Without the pictures, return all of the material exactly as written.

Input rows ->
·····

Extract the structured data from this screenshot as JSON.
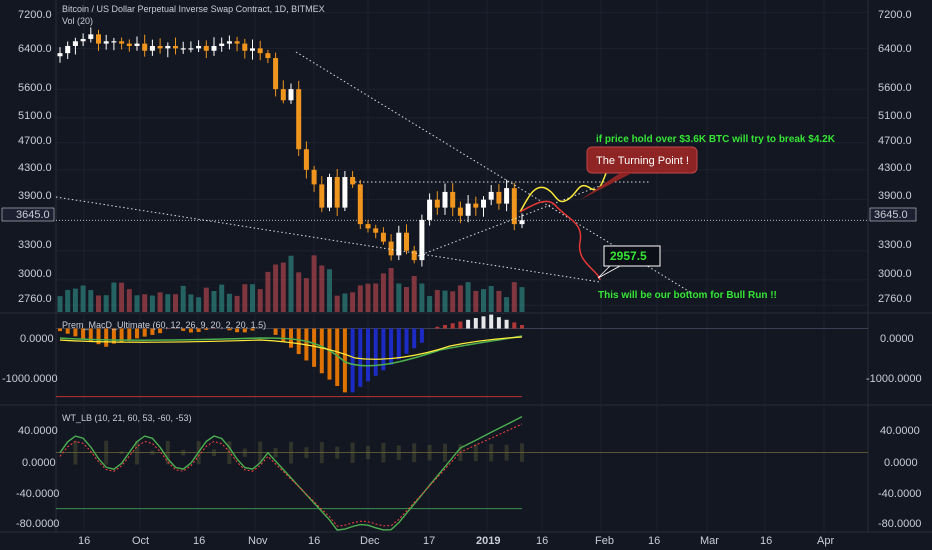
{
  "header": {
    "title": "Bitcoin / US Dollar Perpetual Inverse Swap Contract, 1D, BITMEX",
    "volume_label": "Vol (20)"
  },
  "colors": {
    "bg": "#131722",
    "grid": "#1e2230",
    "up": "#ffffff",
    "down": "#f0961e",
    "vol_up": "#26a69a",
    "vol_down": "#ef5350",
    "trend": "#ffffff",
    "path_up": "#ffeb3b",
    "path_down": "#e53935",
    "green_text": "#35e635",
    "turning_bg": "#9e2a2a",
    "macd_pos": "#f57c00",
    "macd_neg": "#1e2dd6",
    "macd_line": "#4caf50",
    "signal_line": "#ffeb3b",
    "wt_line": "#4caf50",
    "wt_signal": "#ff4040"
  },
  "price_axis": {
    "ticks": [
      "7200.0",
      "6400.0",
      "5600.0",
      "5100.0",
      "4700.0",
      "4300.0",
      "3900.0",
      "3300.0",
      "3000.0",
      "2760.0"
    ],
    "current_price": "3645.0"
  },
  "time_axis": {
    "ticks": [
      "16",
      "Oct",
      "16",
      "Nov",
      "16",
      "Dec",
      "17",
      "2019",
      "16",
      "Feb",
      "16",
      "Mar",
      "16",
      "Apr"
    ]
  },
  "annotations": {
    "turning_point": "The Turning Point !",
    "target_text": "if price hold over $3.6K BTC will try to break $4.2K",
    "bottom_value": "2957.5",
    "bottom_text": "This will be our bottom for Bull Run !!"
  },
  "macd_panel": {
    "title": "Prem_MacD_Ultimate (60, 12, 26, 9, 20, 2, 20, 1.5)",
    "ticks": [
      "0.0000",
      "-1000.0000"
    ]
  },
  "wt_panel": {
    "title": "WT_LB (10, 21, 60, 53, -60, -53)",
    "ticks": [
      "40.0000",
      "0.0000",
      "-40.0000",
      "-80.0000"
    ]
  },
  "chart_data": [
    {
      "type": "candlestick",
      "title": "Bitcoin / US Dollar Perpetual Inverse Swap Contract, 1D, BITMEX",
      "x_axis": [
        "16",
        "Oct",
        "16",
        "Nov",
        "16",
        "Dec",
        "17",
        "2019",
        "16",
        "Feb",
        "16",
        "Mar",
        "16",
        "Apr"
      ],
      "y_scale": "log",
      "ylim": [
        2700,
        7400
      ],
      "current_price": 3645.0,
      "close_path": [
        6300,
        6450,
        6550,
        6600,
        6700,
        6500,
        6550,
        6550,
        6500,
        6450,
        6500,
        6350,
        6450,
        6400,
        6450,
        6400,
        6400,
        6400,
        6450,
        6350,
        6450,
        6500,
        6550,
        6500,
        6350,
        6400,
        6300,
        6200,
        5600,
        5400,
        5600,
        4600,
        4300,
        4100,
        3800,
        4200,
        3800,
        4200,
        4100,
        3600,
        3550,
        3500,
        3400,
        3250,
        3500,
        3300,
        3200,
        3650,
        3900,
        3800,
        4000,
        3800,
        3700,
        3850,
        3800,
        3900,
        4000,
        3850,
        4050,
        3600,
        3645
      ],
      "volume_bars": 61,
      "projection_up": [
        3645,
        3900,
        3800,
        4000,
        3900,
        4250
      ],
      "projection_down": [
        3645,
        3700,
        3500,
        3000,
        2957.5
      ],
      "annotations": [
        "The Turning Point !",
        "if price hold over $3.6K BTC will try to break $4.2K",
        "2957.5",
        "This will be our bottom for Bull Run !!"
      ]
    },
    {
      "type": "bar",
      "title": "Prem_MacD_Ultimate (60, 12, 26, 9, 20, 2, 20, 1.5)",
      "ylim": [
        -1300,
        250
      ],
      "y_ticks": [
        0,
        -1000
      ],
      "note": "histogram plus MACD and signal lines"
    },
    {
      "type": "line",
      "title": "WT_LB (10, 21, 60, 53, -60, -53)",
      "ylim": [
        -85,
        50
      ],
      "y_ticks": [
        40,
        0,
        -40,
        -80
      ],
      "levels": [
        60,
        -60
      ]
    }
  ]
}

·····

Written solution ->
Extract the structured data from this screenshot as JSON.
{
  "header": {
    "title": "Bitcoin / US Dollar Perpetual Inverse Swap Contract, 1D, BITMEX",
    "volume_label": "Vol (20)"
  },
  "colors": {
    "bg": "#131722",
    "grid": "#1e2230",
    "up": "#ffffff",
    "down": "#f0961e",
    "vol_up": "#26a69a",
    "vol_down": "#ef5350",
    "trend": "#ffffff",
    "path_up": "#ffeb3b",
    "path_down": "#e53935",
    "green_text": "#35e635",
    "turning_bg": "#9e2a2a",
    "macd_pos": "#f57c00",
    "macd_neg": "#1e2dd6",
    "macd_line": "#4caf50",
    "signal_line": "#ffeb3b",
    "wt_line": "#4caf50",
    "wt_signal": "#ff4040"
  },
  "price_axis": {
    "ticks": [
      "7200.0",
      "6400.0",
      "5600.0",
      "5100.0",
      "4700.0",
      "4300.0",
      "3900.0",
      "3300.0",
      "3000.0",
      "2760.0"
    ],
    "current_price": "3645.0"
  },
  "time_axis": {
    "ticks": [
      "16",
      "Oct",
      "16",
      "Nov",
      "16",
      "Dec",
      "17",
      "2019",
      "16",
      "Feb",
      "16",
      "Mar",
      "16",
      "Apr"
    ]
  },
  "annotations": {
    "turning_point": "The Turning Point !",
    "target_text": "if price hold over $3.6K BTC will try to break $4.2K",
    "bottom_value": "2957.5",
    "bottom_text": "This will be our bottom for Bull Run !!"
  },
  "macd_panel": {
    "title": "Prem_MacD_Ultimate (60, 12, 26, 9, 20, 2, 20, 1.5)",
    "ticks": [
      "0.0000",
      "-1000.0000"
    ]
  },
  "wt_panel": {
    "title": "WT_LB (10, 21, 60, 53, -60, -53)",
    "ticks": [
      "40.0000",
      "0.0000",
      "-40.0000",
      "-80.0000"
    ]
  },
  "chart_data": [
    {
      "type": "candlestick",
      "title": "Bitcoin / US Dollar Perpetual Inverse Swap Contract, 1D, BITMEX",
      "x_axis": [
        "16",
        "Oct",
        "16",
        "Nov",
        "16",
        "Dec",
        "17",
        "2019",
        "16",
        "Feb",
        "16",
        "Mar",
        "16",
        "Apr"
      ],
      "y_scale": "log",
      "ylim": [
        2700,
        7400
      ],
      "current_price": 3645.0,
      "close_path": [
        6300,
        6450,
        6550,
        6600,
        6700,
        6500,
        6550,
        6550,
        6500,
        6450,
        6500,
        6350,
        6450,
        6400,
        6450,
        6400,
        6400,
        6400,
        6450,
        6350,
        6450,
        6500,
        6550,
        6500,
        6350,
        6400,
        6300,
        6200,
        5600,
        5400,
        5600,
        4600,
        4300,
        4100,
        3800,
        4200,
        3800,
        4200,
        4100,
        3600,
        3550,
        3500,
        3400,
        3250,
        3500,
        3300,
        3200,
        3650,
        3900,
        3800,
        4000,
        3800,
        3700,
        3850,
        3800,
        3900,
        4000,
        3850,
        4050,
        3600,
        3645
      ],
      "volume_bars": 61,
      "projection_up": [
        3645,
        3900,
        3800,
        4000,
        3900,
        4250
      ],
      "projection_down": [
        3645,
        3700,
        3500,
        3000,
        2957.5
      ],
      "annotations": [
        "The Turning Point !",
        "if price hold over $3.6K BTC will try to break $4.2K",
        "2957.5",
        "This will be our bottom for Bull Run !!"
      ]
    },
    {
      "type": "bar",
      "title": "Prem_MacD_Ultimate (60, 12, 26, 9, 20, 2, 20, 1.5)",
      "ylim": [
        -1300,
        250
      ],
      "y_ticks": [
        0,
        -1000
      ],
      "note": "histogram plus MACD and signal lines"
    },
    {
      "type": "line",
      "title": "WT_LB (10, 21, 60, 53, -60, -53)",
      "ylim": [
        -85,
        50
      ],
      "y_ticks": [
        40,
        0,
        -40,
        -80
      ],
      "levels": [
        60,
        -60
      ]
    }
  ]
}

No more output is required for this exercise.